(Dataset entries on figures)
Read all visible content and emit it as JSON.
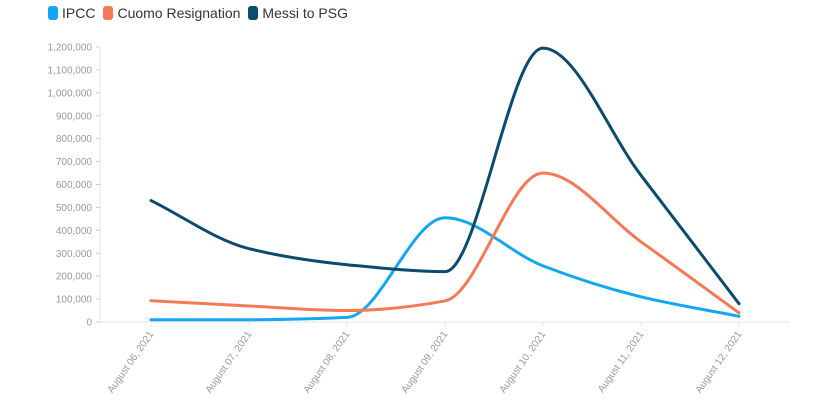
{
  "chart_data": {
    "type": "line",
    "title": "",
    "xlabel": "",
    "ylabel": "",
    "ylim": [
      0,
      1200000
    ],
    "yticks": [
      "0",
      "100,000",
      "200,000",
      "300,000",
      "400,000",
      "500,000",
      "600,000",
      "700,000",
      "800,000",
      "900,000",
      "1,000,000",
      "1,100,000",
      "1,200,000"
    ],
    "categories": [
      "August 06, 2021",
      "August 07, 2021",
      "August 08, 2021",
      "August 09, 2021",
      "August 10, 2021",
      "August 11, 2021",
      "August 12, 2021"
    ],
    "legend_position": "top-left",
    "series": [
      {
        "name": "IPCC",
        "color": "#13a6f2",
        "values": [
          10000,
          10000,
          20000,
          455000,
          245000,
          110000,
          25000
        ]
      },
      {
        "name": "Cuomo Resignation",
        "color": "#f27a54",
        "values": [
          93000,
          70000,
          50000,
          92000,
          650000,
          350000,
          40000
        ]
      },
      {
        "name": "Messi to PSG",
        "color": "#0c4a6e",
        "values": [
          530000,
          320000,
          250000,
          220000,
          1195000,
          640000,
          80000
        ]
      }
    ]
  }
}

* [YOUR TASK]: From the records above, pull out every line containing the word "August".

* [SOLUTION FOR THIS PROBLEM]:
      "August 06, 2021",
      "August 07, 2021",
      "August 08, 2021",
      "August 09, 2021",
      "August 10, 2021",
      "August 11, 2021",
      "August 12, 2021"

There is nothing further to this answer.